» **Directive**
Look through the material below and give the number of lines holding "JARDINS", with no other words.

--- Start of Data entries ---

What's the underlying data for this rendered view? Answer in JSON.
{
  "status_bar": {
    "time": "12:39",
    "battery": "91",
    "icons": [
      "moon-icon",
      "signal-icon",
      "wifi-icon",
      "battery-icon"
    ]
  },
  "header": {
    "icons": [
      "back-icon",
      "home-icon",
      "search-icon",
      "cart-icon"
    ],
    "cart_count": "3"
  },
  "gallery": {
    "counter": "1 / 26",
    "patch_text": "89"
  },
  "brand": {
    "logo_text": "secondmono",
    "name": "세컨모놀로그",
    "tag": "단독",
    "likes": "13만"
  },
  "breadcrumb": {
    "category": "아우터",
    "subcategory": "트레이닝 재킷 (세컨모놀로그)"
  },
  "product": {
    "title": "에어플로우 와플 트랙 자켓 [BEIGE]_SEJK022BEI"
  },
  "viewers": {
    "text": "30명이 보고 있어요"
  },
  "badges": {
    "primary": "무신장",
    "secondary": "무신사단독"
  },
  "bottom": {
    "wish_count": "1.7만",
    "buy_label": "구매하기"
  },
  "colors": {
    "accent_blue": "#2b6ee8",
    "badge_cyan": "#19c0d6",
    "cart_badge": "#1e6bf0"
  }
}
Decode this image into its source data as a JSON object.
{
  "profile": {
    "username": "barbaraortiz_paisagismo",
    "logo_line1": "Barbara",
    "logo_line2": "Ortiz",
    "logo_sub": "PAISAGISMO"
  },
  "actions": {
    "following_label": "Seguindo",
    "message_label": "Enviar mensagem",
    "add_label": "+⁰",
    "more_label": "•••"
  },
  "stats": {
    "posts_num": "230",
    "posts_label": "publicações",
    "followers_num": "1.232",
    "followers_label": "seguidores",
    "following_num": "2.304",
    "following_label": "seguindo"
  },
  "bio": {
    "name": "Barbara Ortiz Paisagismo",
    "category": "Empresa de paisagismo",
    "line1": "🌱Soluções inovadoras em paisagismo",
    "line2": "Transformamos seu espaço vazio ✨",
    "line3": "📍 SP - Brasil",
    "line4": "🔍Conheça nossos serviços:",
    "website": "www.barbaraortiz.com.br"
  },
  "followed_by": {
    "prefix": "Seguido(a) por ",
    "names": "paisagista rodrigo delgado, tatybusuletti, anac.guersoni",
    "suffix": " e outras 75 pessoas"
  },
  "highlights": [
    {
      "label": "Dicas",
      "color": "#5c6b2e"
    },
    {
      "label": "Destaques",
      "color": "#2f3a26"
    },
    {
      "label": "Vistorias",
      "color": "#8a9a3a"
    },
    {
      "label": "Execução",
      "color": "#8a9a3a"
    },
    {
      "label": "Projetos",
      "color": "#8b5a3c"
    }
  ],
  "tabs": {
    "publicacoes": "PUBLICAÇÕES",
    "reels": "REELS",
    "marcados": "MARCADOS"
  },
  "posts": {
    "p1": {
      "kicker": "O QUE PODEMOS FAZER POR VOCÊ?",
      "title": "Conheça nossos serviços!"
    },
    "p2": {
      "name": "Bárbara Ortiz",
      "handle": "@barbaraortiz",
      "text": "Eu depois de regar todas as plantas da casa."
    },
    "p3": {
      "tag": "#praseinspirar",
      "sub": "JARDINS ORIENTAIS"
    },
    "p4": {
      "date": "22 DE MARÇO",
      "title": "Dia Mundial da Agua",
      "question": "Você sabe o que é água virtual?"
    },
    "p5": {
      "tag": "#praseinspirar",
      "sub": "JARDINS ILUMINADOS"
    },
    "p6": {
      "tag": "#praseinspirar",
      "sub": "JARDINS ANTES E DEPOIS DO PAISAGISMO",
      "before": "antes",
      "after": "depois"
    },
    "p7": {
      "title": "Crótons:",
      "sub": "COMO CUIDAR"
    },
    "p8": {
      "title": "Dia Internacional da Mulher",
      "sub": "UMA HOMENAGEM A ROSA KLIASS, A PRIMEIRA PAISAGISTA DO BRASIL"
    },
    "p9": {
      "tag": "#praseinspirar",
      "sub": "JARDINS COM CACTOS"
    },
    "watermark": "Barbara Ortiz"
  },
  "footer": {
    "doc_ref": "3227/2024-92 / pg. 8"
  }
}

--- End of Data entries ---

» **Output**
4